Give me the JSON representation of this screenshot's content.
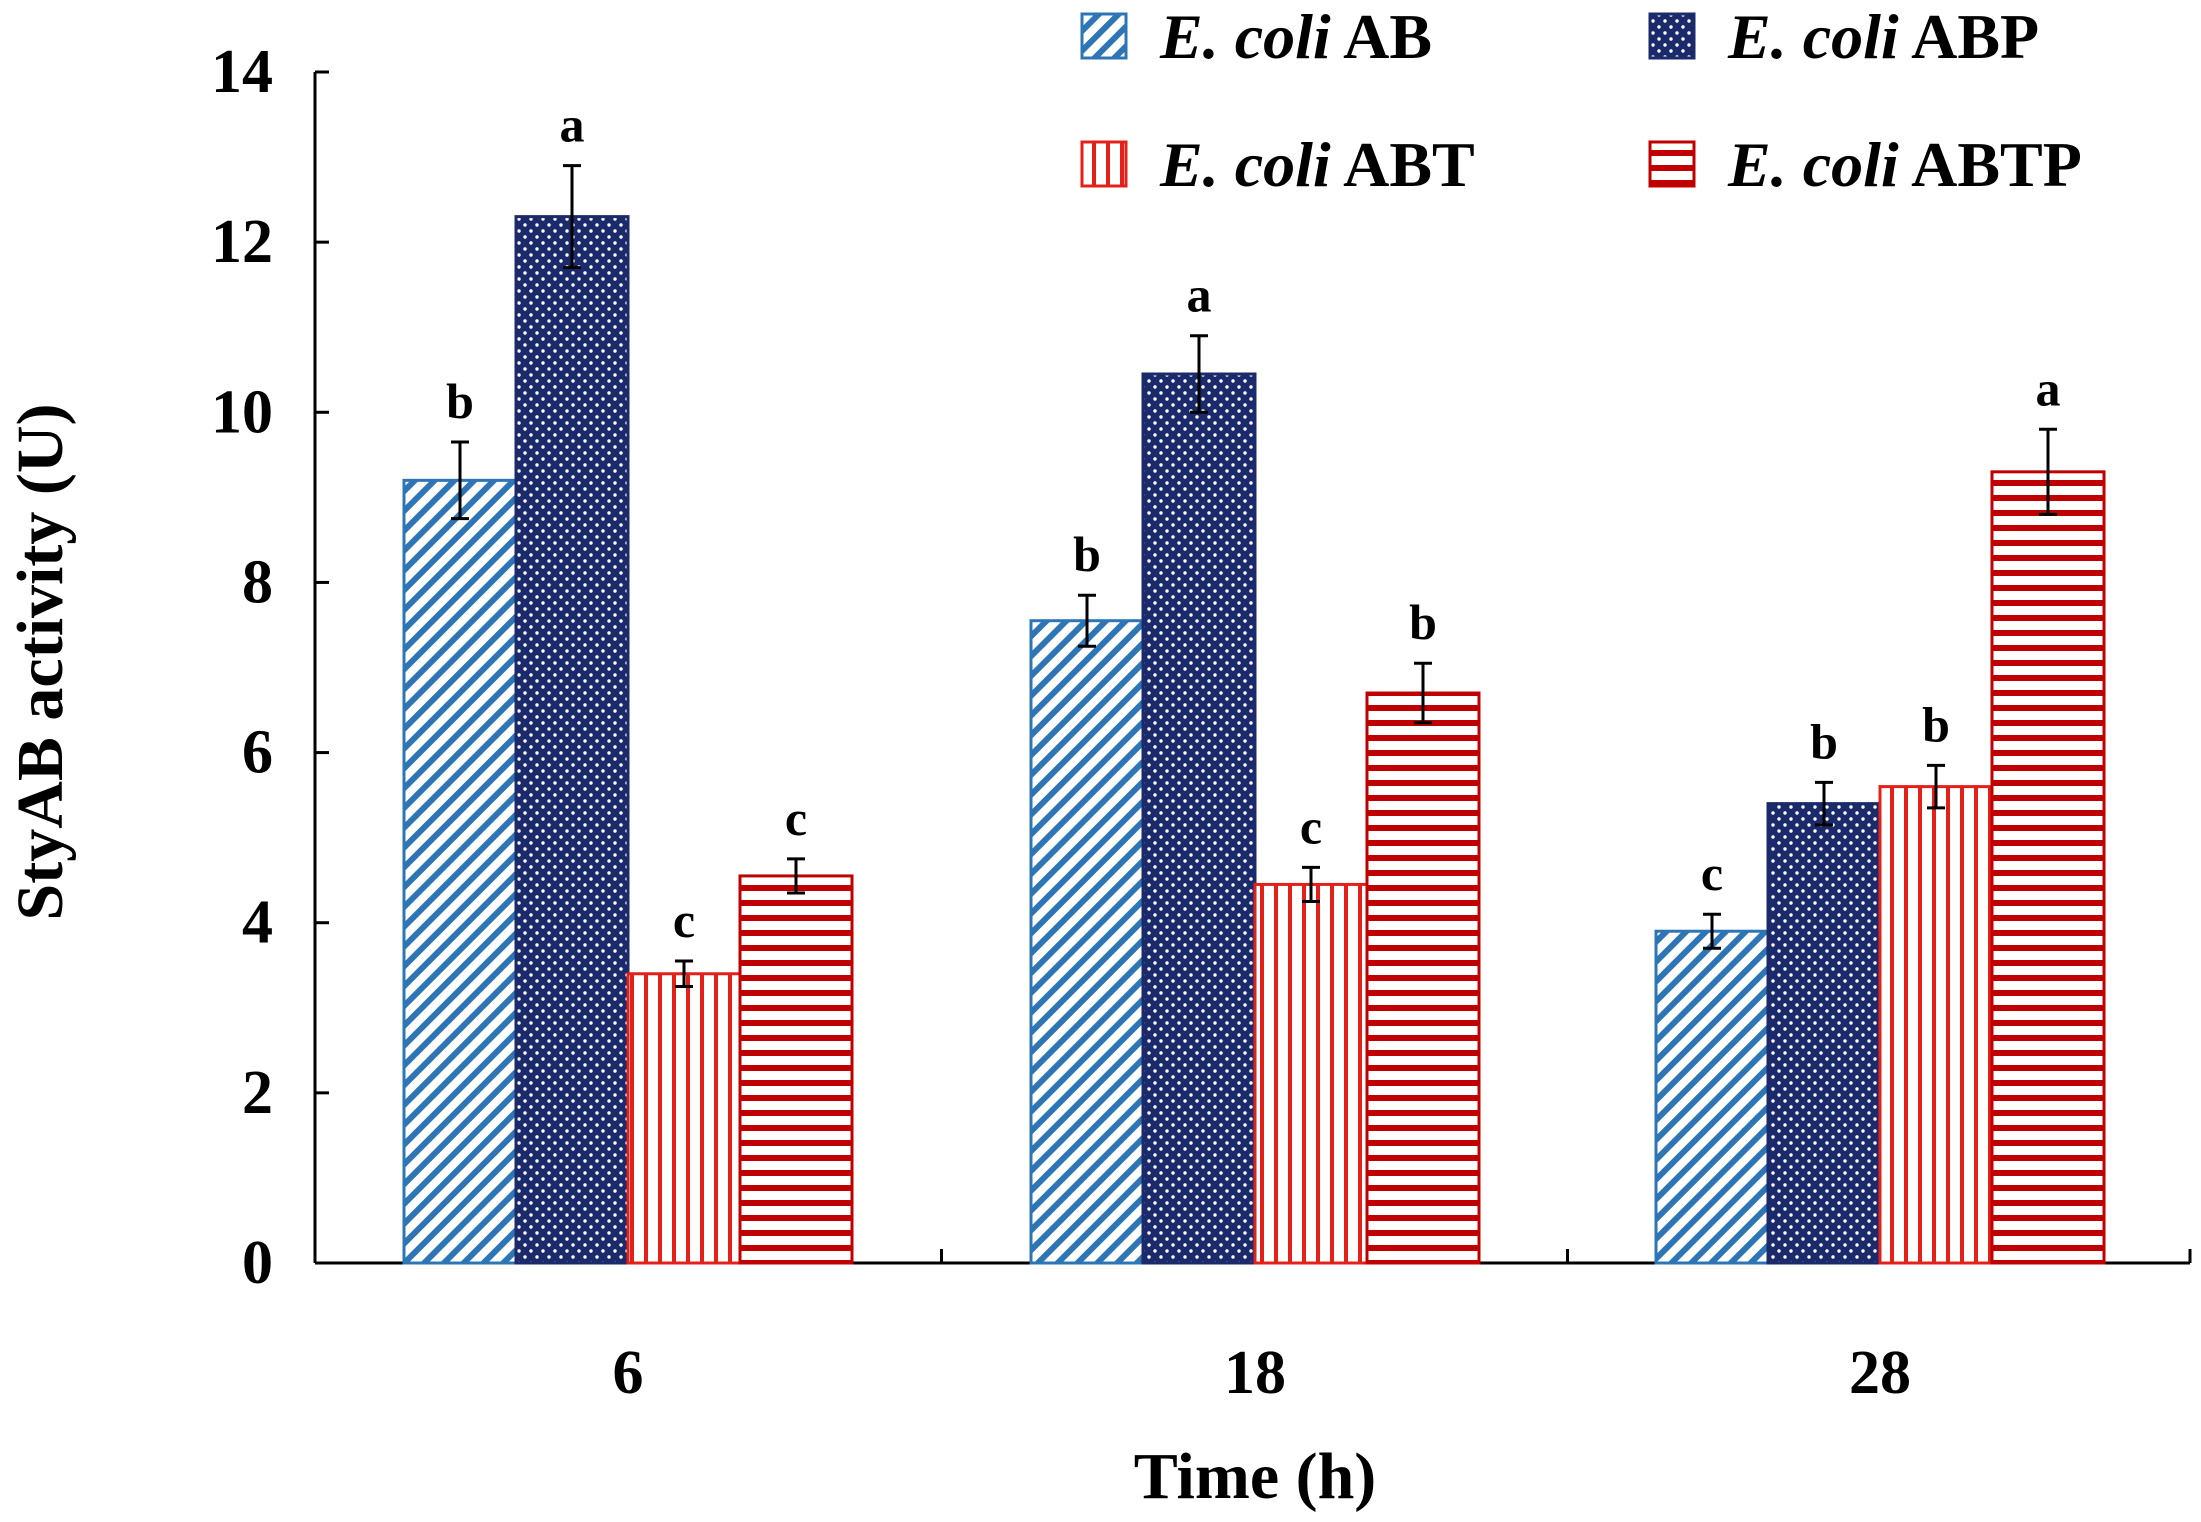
{
  "chart_data": {
    "type": "bar",
    "xlabel": "Time (h)",
    "ylabel": "StyAB activity (U)",
    "ylim": [
      0,
      14
    ],
    "yticks": [
      "0",
      "2",
      "4",
      "6",
      "8",
      "10",
      "12",
      "14"
    ],
    "categories": [
      "6",
      "18",
      "28"
    ],
    "legend_position": "top-right",
    "series": [
      {
        "prefix": "E. coli",
        "name": "AB",
        "pattern": "diagonal",
        "color": "#2E75B6",
        "values": [
          9.2,
          7.55,
          3.9
        ],
        "errors": [
          0.45,
          0.3,
          0.2
        ],
        "letters": [
          "b",
          "b",
          "c"
        ]
      },
      {
        "prefix": "E. coli",
        "name": "ABP",
        "pattern": "dots",
        "color": "#1B2A6B",
        "values": [
          12.3,
          10.45,
          5.4
        ],
        "errors": [
          0.6,
          0.45,
          0.25
        ],
        "letters": [
          "a",
          "a",
          "b"
        ]
      },
      {
        "prefix": "E. coli",
        "name": "ABT",
        "pattern": "vertical",
        "color": "#E32119",
        "values": [
          3.4,
          4.45,
          5.6
        ],
        "errors": [
          0.15,
          0.2,
          0.25
        ],
        "letters": [
          "c",
          "c",
          "b"
        ]
      },
      {
        "prefix": "E. coli",
        "name": "ABTP",
        "pattern": "horizontal",
        "color": "#C00000",
        "values": [
          4.55,
          6.7,
          9.3
        ],
        "errors": [
          0.2,
          0.35,
          0.5
        ],
        "letters": [
          "c",
          "b",
          "a"
        ]
      }
    ]
  }
}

################

▸ Task requirements: Reproduce the records, all of them, word for word; omit the pictures.

▸ Result for this exercise:
Give me the JSON representation of this screenshot's content.
{
  "chart_data": {
    "type": "bar",
    "xlabel": "Time (h)",
    "ylabel": "StyAB activity (U)",
    "ylim": [
      0,
      14
    ],
    "yticks": [
      "0",
      "2",
      "4",
      "6",
      "8",
      "10",
      "12",
      "14"
    ],
    "categories": [
      "6",
      "18",
      "28"
    ],
    "legend_position": "top-right",
    "series": [
      {
        "prefix": "E. coli",
        "name": "AB",
        "pattern": "diagonal",
        "color": "#2E75B6",
        "values": [
          9.2,
          7.55,
          3.9
        ],
        "errors": [
          0.45,
          0.3,
          0.2
        ],
        "letters": [
          "b",
          "b",
          "c"
        ]
      },
      {
        "prefix": "E. coli",
        "name": "ABP",
        "pattern": "dots",
        "color": "#1B2A6B",
        "values": [
          12.3,
          10.45,
          5.4
        ],
        "errors": [
          0.6,
          0.45,
          0.25
        ],
        "letters": [
          "a",
          "a",
          "b"
        ]
      },
      {
        "prefix": "E. coli",
        "name": "ABT",
        "pattern": "vertical",
        "color": "#E32119",
        "values": [
          3.4,
          4.45,
          5.6
        ],
        "errors": [
          0.15,
          0.2,
          0.25
        ],
        "letters": [
          "c",
          "c",
          "b"
        ]
      },
      {
        "prefix": "E. coli",
        "name": "ABTP",
        "pattern": "horizontal",
        "color": "#C00000",
        "values": [
          4.55,
          6.7,
          9.3
        ],
        "errors": [
          0.2,
          0.35,
          0.5
        ],
        "letters": [
          "c",
          "b",
          "a"
        ]
      }
    ]
  }
}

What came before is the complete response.